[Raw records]
☆ ☆ ☆ ☆
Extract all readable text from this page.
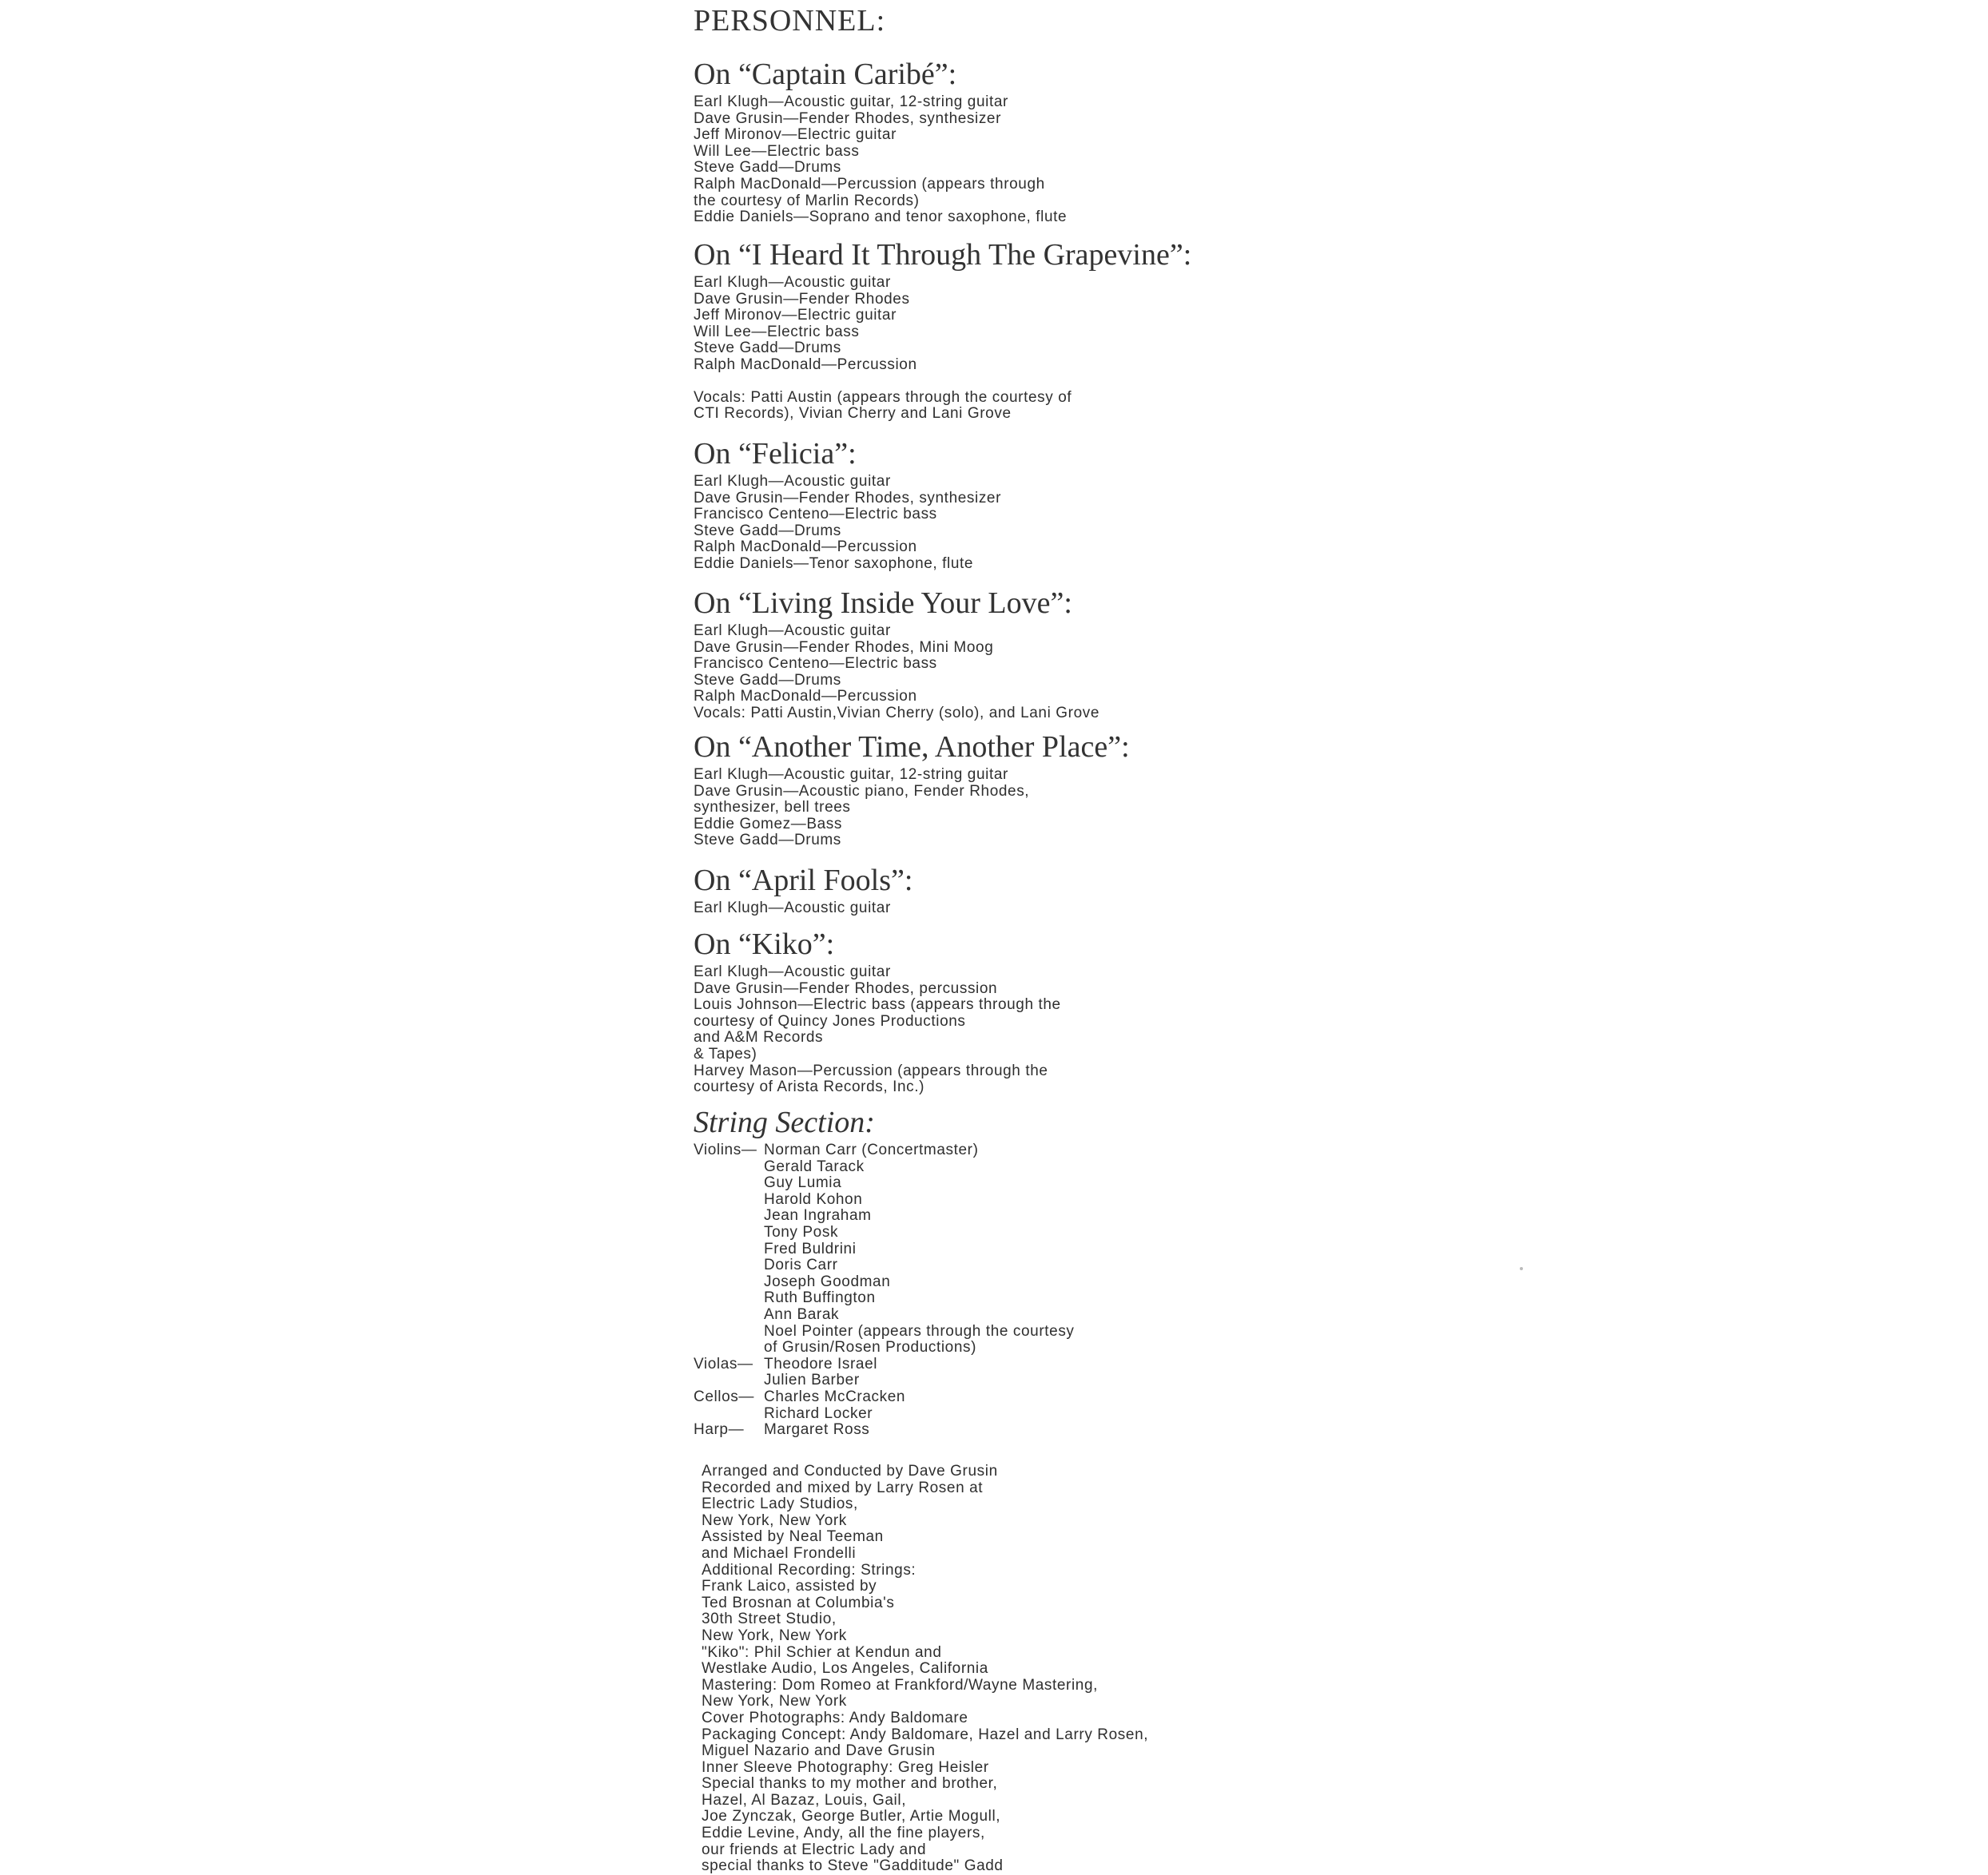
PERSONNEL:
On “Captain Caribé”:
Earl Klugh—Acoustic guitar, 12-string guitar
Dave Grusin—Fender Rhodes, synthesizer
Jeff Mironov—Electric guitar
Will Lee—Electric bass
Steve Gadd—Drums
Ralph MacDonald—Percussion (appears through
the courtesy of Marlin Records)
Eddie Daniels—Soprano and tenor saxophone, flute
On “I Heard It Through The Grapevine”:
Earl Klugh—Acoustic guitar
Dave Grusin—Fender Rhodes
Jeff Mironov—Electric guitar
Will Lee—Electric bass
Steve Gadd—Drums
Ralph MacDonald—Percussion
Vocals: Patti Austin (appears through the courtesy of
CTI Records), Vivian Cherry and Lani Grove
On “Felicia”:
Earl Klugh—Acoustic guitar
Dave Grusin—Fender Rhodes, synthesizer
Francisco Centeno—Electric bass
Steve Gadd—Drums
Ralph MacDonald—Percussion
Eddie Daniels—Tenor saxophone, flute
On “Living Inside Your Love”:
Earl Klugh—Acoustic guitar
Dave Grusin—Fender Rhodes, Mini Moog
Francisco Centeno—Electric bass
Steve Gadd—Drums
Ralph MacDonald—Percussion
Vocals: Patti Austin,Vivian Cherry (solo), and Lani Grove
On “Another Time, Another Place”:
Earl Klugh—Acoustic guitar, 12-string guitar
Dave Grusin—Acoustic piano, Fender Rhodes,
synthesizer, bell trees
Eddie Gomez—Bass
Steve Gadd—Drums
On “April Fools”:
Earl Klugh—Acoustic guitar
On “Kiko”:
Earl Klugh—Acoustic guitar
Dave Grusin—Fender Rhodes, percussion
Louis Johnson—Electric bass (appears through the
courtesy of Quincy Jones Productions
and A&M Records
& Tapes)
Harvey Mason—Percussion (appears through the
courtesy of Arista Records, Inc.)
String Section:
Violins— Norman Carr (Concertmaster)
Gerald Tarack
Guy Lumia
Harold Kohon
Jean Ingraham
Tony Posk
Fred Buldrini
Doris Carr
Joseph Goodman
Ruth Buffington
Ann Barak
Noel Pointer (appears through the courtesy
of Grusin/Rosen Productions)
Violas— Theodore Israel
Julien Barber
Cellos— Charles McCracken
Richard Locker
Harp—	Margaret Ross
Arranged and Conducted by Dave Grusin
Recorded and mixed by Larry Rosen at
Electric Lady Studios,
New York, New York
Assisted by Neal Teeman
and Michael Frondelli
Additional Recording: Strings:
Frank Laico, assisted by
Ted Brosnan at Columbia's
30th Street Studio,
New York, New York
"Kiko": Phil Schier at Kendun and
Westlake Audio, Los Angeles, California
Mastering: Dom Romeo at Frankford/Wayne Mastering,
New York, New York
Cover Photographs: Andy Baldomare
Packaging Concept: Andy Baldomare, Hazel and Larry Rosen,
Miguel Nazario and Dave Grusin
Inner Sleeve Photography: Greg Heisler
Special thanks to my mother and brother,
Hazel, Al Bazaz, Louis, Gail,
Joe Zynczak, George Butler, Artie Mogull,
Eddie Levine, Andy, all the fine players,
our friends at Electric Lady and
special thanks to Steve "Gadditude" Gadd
☆ ☆ ☆ ☆
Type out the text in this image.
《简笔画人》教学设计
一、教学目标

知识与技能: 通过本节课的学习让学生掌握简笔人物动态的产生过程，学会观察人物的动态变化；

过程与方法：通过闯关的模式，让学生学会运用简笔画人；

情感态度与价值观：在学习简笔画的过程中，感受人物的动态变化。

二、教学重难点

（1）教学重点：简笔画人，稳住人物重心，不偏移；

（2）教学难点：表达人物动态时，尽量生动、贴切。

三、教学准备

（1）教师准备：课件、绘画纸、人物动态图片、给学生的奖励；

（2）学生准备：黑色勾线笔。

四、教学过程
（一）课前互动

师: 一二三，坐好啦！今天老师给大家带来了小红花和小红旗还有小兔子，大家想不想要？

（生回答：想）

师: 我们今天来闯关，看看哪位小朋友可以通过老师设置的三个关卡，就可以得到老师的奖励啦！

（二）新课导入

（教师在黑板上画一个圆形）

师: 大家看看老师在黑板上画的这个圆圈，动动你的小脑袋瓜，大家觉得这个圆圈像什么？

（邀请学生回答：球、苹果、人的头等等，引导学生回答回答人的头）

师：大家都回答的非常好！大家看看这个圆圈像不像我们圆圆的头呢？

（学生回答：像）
☆ ☆ ☆ ☆
**Instructions to follow:**
Filter the entries and copy out every line with the word "Austin".

**Answer to this exercise:**
Vocals: Patti Austin (appears through the courtesy of
Vocals: Patti Austin,Vivian Cherry (solo), and Lani Grove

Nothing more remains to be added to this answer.